*Goal*. Tally every line of the listing below that holds "information", then give the tally alone.

*Data provided*.
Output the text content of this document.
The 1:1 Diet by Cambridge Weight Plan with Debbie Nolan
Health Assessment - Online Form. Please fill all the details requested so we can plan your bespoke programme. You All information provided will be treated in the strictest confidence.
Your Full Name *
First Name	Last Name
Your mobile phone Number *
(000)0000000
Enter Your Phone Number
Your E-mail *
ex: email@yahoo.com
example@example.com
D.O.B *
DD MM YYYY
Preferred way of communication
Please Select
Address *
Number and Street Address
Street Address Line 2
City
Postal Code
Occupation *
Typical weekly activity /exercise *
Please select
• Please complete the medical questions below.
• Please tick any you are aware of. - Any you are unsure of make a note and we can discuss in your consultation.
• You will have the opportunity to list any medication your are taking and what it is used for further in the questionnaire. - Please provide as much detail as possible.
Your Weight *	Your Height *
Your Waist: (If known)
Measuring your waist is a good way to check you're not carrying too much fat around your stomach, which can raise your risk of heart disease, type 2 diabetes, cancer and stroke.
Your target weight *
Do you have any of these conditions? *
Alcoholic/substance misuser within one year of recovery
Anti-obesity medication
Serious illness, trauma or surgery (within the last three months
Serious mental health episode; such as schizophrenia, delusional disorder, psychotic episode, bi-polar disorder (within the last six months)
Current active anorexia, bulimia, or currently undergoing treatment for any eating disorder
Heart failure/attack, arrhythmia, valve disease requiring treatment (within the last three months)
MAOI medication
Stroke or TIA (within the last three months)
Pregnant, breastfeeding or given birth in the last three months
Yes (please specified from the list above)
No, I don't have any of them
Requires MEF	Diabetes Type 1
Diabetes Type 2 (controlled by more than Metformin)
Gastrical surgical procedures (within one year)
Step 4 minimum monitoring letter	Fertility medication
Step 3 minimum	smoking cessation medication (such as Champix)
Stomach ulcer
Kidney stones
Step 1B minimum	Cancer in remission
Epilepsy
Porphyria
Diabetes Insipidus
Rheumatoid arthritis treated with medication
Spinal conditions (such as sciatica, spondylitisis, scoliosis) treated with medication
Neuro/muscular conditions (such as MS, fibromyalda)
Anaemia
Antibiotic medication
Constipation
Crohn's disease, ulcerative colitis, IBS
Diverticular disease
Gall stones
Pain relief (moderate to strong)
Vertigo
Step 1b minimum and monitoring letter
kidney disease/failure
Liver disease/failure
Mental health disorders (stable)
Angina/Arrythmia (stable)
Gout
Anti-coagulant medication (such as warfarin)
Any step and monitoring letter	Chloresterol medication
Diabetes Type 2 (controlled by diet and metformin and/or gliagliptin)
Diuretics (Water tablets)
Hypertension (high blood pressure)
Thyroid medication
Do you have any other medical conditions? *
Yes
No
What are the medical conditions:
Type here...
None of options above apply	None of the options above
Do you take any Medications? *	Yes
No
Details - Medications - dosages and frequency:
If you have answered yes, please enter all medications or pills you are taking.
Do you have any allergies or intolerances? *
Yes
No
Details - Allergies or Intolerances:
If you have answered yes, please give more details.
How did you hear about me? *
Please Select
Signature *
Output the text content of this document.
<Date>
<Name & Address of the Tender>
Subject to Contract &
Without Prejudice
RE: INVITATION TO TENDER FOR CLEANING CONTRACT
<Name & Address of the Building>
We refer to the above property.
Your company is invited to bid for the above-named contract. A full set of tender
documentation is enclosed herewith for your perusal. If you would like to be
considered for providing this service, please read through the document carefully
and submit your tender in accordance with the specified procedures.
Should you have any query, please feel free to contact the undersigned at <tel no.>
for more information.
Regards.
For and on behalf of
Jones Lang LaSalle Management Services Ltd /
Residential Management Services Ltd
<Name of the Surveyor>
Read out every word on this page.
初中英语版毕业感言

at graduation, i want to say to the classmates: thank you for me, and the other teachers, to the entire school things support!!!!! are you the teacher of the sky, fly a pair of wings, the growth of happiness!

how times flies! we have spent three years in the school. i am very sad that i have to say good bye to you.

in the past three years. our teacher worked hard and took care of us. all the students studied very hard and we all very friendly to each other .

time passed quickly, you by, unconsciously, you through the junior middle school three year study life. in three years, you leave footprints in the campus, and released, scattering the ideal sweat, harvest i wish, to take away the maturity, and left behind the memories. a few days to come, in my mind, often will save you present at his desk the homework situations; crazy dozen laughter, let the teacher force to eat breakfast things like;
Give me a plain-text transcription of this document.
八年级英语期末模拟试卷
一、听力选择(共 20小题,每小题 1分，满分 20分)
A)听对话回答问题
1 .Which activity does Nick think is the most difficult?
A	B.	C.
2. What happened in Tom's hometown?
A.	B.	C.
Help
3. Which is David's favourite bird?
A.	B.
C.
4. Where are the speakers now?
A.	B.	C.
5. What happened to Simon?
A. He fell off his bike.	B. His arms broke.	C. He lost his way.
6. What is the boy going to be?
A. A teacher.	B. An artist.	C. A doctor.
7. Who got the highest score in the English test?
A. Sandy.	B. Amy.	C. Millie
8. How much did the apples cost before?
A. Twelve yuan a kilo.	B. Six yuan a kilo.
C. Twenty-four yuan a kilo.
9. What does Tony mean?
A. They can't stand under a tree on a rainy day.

*Written answer*. 2